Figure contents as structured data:
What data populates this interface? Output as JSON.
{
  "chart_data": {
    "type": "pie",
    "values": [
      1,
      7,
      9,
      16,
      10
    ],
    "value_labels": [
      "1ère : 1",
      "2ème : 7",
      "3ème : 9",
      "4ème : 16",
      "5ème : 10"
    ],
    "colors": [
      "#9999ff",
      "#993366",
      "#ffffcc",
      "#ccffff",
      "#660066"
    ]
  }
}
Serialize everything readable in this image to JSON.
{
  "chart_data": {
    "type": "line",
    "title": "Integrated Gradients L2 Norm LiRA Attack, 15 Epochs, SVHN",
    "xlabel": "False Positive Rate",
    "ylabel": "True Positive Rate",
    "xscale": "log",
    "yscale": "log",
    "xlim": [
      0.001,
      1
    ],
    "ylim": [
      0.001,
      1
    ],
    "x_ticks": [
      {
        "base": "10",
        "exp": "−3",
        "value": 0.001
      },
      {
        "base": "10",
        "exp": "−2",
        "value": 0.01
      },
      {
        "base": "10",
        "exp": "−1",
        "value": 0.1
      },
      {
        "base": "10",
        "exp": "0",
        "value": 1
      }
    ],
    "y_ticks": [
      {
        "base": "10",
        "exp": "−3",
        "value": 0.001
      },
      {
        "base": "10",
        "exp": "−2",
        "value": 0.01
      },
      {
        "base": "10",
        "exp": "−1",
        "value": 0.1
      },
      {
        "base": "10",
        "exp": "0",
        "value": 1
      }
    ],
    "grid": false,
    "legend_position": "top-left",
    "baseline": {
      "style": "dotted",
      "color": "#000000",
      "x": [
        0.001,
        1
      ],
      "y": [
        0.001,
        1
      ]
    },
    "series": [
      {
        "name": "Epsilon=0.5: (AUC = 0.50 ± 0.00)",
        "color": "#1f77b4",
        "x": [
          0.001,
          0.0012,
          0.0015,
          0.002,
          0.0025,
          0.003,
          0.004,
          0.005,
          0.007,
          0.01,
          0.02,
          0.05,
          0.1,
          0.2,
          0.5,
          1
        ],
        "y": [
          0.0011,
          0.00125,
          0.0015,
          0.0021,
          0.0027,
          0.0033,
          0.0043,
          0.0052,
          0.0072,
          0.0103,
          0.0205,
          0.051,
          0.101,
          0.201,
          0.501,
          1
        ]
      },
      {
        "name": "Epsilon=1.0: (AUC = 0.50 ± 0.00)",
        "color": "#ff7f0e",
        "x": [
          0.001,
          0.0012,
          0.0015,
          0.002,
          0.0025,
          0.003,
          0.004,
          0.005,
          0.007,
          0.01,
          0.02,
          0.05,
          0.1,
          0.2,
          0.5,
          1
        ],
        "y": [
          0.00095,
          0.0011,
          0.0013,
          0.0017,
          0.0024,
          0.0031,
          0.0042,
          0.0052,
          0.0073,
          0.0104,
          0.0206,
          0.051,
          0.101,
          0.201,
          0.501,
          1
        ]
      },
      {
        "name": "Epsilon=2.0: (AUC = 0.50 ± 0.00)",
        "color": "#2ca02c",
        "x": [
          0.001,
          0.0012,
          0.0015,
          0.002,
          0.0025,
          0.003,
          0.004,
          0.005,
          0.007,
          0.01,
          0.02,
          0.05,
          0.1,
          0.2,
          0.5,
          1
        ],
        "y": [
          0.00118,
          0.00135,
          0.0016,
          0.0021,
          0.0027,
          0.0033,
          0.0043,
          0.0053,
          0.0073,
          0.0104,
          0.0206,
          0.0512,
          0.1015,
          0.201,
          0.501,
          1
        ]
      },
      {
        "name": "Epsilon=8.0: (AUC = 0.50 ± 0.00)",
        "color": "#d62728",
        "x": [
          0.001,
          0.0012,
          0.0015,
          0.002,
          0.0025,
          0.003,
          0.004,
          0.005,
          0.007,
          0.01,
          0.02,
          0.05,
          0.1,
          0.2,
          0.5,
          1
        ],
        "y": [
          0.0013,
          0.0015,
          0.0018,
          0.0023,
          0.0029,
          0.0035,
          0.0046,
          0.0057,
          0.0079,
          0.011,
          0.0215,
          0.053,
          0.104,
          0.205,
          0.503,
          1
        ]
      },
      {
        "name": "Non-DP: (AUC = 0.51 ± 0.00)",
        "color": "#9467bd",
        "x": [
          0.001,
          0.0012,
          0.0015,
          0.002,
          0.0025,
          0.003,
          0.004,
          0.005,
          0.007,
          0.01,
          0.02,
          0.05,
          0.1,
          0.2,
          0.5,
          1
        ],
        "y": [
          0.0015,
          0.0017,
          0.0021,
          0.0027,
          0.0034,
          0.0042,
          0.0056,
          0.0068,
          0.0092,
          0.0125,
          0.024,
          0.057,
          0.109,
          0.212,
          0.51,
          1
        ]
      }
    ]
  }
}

Work to do: Print the records once more, exactly as they were given.

Exercise solution:
What data populates this interface? Output as JSON.
{
  "chart_data": {
    "type": "pie",
    "values": [
      1,
      7,
      9,
      16,
      10
    ],
    "value_labels": [
      "1ère : 1",
      "2ème : 7",
      "3ème : 9",
      "4ème : 16",
      "5ème : 10"
    ],
    "colors": [
      "#9999ff",
      "#993366",
      "#ffffcc",
      "#ccffff",
      "#660066"
    ]
  }
}
Serialize everything readable in this image to JSON.
{
  "chart_data": {
    "type": "line",
    "title": "Integrated Gradients L2 Norm LiRA Attack, 15 Epochs, SVHN",
    "xlabel": "False Positive Rate",
    "ylabel": "True Positive Rate",
    "xscale": "log",
    "yscale": "log",
    "xlim": [
      0.001,
      1
    ],
    "ylim": [
      0.001,
      1
    ],
    "x_ticks": [
      {
        "base": "10",
        "exp": "−3",
        "value": 0.001
      },
      {
        "base": "10",
        "exp": "−2",
        "value": 0.01
      },
      {
        "base": "10",
        "exp": "−1",
        "value": 0.1
      },
      {
        "base": "10",
        "exp": "0",
        "value": 1
      }
    ],
    "y_ticks": [
      {
        "base": "10",
        "exp": "−3",
        "value": 0.001
      },
      {
        "base": "10",
        "exp": "−2",
        "value": 0.01
      },
      {
        "base": "10",
        "exp": "−1",
        "value": 0.1
      },
      {
        "base": "10",
        "exp": "0",
        "value": 1
      }
    ],
    "grid": false,
    "legend_position": "top-left",
    "baseline": {
      "style": "dotted",
      "color": "#000000",
      "x": [
        0.001,
        1
      ],
      "y": [
        0.001,
        1
      ]
    },
    "series": [
      {
        "name": "Epsilon=0.5: (AUC = 0.50 ± 0.00)",
        "color": "#1f77b4",
        "x": [
          0.001,
          0.0012,
          0.0015,
          0.002,
          0.0025,
          0.003,
          0.004,
          0.005,
          0.007,
          0.01,
          0.02,
          0.05,
          0.1,
          0.2,
          0.5,
          1
        ],
        "y": [
          0.0011,
          0.00125,
          0.0015,
          0.0021,
          0.0027,
          0.0033,
          0.0043,
          0.0052,
          0.0072,
          0.0103,
          0.0205,
          0.051,
          0.101,
          0.201,
          0.501,
          1
        ]
      },
      {
        "name": "Epsilon=1.0: (AUC = 0.50 ± 0.00)",
        "color": "#ff7f0e",
        "x": [
          0.001,
          0.0012,
          0.0015,
          0.002,
          0.0025,
          0.003,
          0.004,
          0.005,
          0.007,
          0.01,
          0.02,
          0.05,
          0.1,
          0.2,
          0.5,
          1
        ],
        "y": [
          0.00095,
          0.0011,
          0.0013,
          0.0017,
          0.0024,
          0.0031,
          0.0042,
          0.0052,
          0.0073,
          0.0104,
          0.0206,
          0.051,
          0.101,
          0.201,
          0.501,
          1
        ]
      },
      {
        "name": "Epsilon=2.0: (AUC = 0.50 ± 0.00)",
        "color": "#2ca02c",
        "x": [
          0.001,
          0.0012,
          0.0015,
          0.002,
          0.0025,
          0.003,
          0.004,
          0.005,
          0.007,
          0.01,
          0.02,
          0.05,
          0.1,
          0.2,
          0.5,
          1
        ],
        "y": [
          0.00118,
          0.00135,
          0.0016,
          0.0021,
          0.0027,
          0.0033,
          0.0043,
          0.0053,
          0.0073,
          0.0104,
          0.0206,
          0.0512,
          0.1015,
          0.201,
          0.501,
          1
        ]
      },
      {
        "name": "Epsilon=8.0: (AUC = 0.50 ± 0.00)",
        "color": "#d62728",
        "x": [
          0.001,
          0.0012,
          0.0015,
          0.002,
          0.0025,
          0.003,
          0.004,
          0.005,
          0.007,
          0.01,
          0.02,
          0.05,
          0.1,
          0.2,
          0.5,
          1
        ],
        "y": [
          0.0013,
          0.0015,
          0.0018,
          0.0023,
          0.0029,
          0.0035,
          0.0046,
          0.0057,
          0.0079,
          0.011,
          0.0215,
          0.053,
          0.104,
          0.205,
          0.503,
          1
        ]
      },
      {
        "name": "Non-DP: (AUC = 0.51 ± 0.00)",
        "color": "#9467bd",
        "x": [
          0.001,
          0.0012,
          0.0015,
          0.002,
          0.0025,
          0.003,
          0.004,
          0.005,
          0.007,
          0.01,
          0.02,
          0.05,
          0.1,
          0.2,
          0.5,
          1
        ],
        "y": [
          0.0015,
          0.0017,
          0.0021,
          0.0027,
          0.0034,
          0.0042,
          0.0056,
          0.0068,
          0.0092,
          0.0125,
          0.024,
          0.057,
          0.109,
          0.212,
          0.51,
          1
        ]
      }
    ]
  }
}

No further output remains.